>>
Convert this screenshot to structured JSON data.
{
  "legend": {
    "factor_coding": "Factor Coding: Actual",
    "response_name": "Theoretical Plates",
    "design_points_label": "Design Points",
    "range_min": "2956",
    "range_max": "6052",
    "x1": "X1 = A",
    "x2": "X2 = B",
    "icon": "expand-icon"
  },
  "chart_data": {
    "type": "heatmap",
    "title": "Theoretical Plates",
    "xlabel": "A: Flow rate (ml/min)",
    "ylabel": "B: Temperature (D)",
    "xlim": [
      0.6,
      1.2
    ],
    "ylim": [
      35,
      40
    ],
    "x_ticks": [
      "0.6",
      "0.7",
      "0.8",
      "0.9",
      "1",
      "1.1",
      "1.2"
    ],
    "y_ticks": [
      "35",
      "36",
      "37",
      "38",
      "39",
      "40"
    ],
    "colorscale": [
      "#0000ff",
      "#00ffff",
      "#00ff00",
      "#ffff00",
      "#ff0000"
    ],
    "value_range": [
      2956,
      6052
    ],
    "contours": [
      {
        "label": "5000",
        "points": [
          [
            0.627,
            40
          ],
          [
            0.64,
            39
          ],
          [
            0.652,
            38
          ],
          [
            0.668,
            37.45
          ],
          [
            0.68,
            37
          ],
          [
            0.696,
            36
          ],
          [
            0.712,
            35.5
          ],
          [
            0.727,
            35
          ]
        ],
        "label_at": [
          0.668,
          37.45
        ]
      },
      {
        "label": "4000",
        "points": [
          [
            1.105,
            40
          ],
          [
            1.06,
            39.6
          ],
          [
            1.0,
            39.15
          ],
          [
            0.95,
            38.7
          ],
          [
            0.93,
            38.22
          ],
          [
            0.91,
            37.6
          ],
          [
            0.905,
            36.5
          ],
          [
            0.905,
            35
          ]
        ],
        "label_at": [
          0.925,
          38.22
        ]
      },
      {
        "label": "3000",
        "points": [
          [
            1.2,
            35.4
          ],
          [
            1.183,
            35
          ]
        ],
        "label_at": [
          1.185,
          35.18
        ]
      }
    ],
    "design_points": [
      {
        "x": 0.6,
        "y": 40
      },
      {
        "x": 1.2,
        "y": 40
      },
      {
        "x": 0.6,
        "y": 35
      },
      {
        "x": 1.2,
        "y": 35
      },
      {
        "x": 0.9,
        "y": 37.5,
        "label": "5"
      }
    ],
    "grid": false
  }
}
<<
** Problem to work on **
Return every line exactly.

** Solution to this task **
Convert this screenshot to structured JSON data.
{
  "legend": {
    "factor_coding": "Factor Coding: Actual",
    "response_name": "Theoretical Plates",
    "design_points_label": "Design Points",
    "range_min": "2956",
    "range_max": "6052",
    "x1": "X1 = A",
    "x2": "X2 = B",
    "icon": "expand-icon"
  },
  "chart_data": {
    "type": "heatmap",
    "title": "Theoretical Plates",
    "xlabel": "A: Flow rate (ml/min)",
    "ylabel": "B: Temperature (D)",
    "xlim": [
      0.6,
      1.2
    ],
    "ylim": [
      35,
      40
    ],
    "x_ticks": [
      "0.6",
      "0.7",
      "0.8",
      "0.9",
      "1",
      "1.1",
      "1.2"
    ],
    "y_ticks": [
      "35",
      "36",
      "37",
      "38",
      "39",
      "40"
    ],
    "colorscale": [
      "#0000ff",
      "#00ffff",
      "#00ff00",
      "#ffff00",
      "#ff0000"
    ],
    "value_range": [
      2956,
      6052
    ],
    "contours": [
      {
        "label": "5000",
        "points": [
          [
            0.627,
            40
          ],
          [
            0.64,
            39
          ],
          [
            0.652,
            38
          ],
          [
            0.668,
            37.45
          ],
          [
            0.68,
            37
          ],
          [
            0.696,
            36
          ],
          [
            0.712,
            35.5
          ],
          [
            0.727,
            35
          ]
        ],
        "label_at": [
          0.668,
          37.45
        ]
      },
      {
        "label": "4000",
        "points": [
          [
            1.105,
            40
          ],
          [
            1.06,
            39.6
          ],
          [
            1.0,
            39.15
          ],
          [
            0.95,
            38.7
          ],
          [
            0.93,
            38.22
          ],
          [
            0.91,
            37.6
          ],
          [
            0.905,
            36.5
          ],
          [
            0.905,
            35
          ]
        ],
        "label_at": [
          0.925,
          38.22
        ]
      },
      {
        "label": "3000",
        "points": [
          [
            1.2,
            35.4
          ],
          [
            1.183,
            35
          ]
        ],
        "label_at": [
          1.185,
          35.18
        ]
      }
    ],
    "design_points": [
      {
        "x": 0.6,
        "y": 40
      },
      {
        "x": 1.2,
        "y": 40
      },
      {
        "x": 0.6,
        "y": 35
      },
      {
        "x": 1.2,
        "y": 35
      },
      {
        "x": 0.9,
        "y": 37.5,
        "label": "5"
      }
    ],
    "grid": false
  }
}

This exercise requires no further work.